• _Task details_
Locate every line below that contains the word "комиссара" and copy it.

— BEGIN Entries shown —

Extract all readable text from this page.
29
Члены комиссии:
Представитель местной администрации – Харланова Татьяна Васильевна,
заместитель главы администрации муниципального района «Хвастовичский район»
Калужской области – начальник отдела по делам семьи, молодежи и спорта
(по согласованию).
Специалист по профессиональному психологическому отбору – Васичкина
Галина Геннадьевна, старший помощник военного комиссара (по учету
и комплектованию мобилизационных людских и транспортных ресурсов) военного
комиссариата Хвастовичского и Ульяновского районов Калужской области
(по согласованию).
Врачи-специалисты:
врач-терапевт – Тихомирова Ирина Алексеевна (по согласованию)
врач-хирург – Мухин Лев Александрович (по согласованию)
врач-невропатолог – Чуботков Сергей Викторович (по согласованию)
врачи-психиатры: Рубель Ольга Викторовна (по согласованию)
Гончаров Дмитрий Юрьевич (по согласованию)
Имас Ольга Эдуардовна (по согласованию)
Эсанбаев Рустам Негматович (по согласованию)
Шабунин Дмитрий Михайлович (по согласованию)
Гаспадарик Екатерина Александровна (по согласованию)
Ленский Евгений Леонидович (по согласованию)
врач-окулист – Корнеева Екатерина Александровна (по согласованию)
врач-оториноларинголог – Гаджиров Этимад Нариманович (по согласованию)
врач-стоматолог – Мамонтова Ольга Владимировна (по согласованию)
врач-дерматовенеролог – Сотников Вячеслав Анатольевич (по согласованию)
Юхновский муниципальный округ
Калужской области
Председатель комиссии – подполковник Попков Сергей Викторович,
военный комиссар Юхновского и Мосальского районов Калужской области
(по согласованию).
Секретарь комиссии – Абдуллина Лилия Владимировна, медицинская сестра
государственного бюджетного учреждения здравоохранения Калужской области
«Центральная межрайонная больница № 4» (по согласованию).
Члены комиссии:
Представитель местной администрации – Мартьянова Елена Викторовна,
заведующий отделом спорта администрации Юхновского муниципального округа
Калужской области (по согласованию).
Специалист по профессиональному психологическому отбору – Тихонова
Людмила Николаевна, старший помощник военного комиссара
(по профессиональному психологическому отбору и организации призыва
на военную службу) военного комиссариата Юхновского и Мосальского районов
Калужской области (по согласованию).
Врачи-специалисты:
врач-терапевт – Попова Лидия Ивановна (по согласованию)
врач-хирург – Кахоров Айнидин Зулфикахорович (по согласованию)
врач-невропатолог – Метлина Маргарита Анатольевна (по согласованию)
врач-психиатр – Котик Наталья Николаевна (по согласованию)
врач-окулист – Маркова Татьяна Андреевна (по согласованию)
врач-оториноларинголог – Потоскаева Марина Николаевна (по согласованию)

— END Entries shown —

• _Finished answer_
Галина Геннадьевна, старший помощник военного комиссара (по учету
Людмила Николаевна, старший помощник военного комиссара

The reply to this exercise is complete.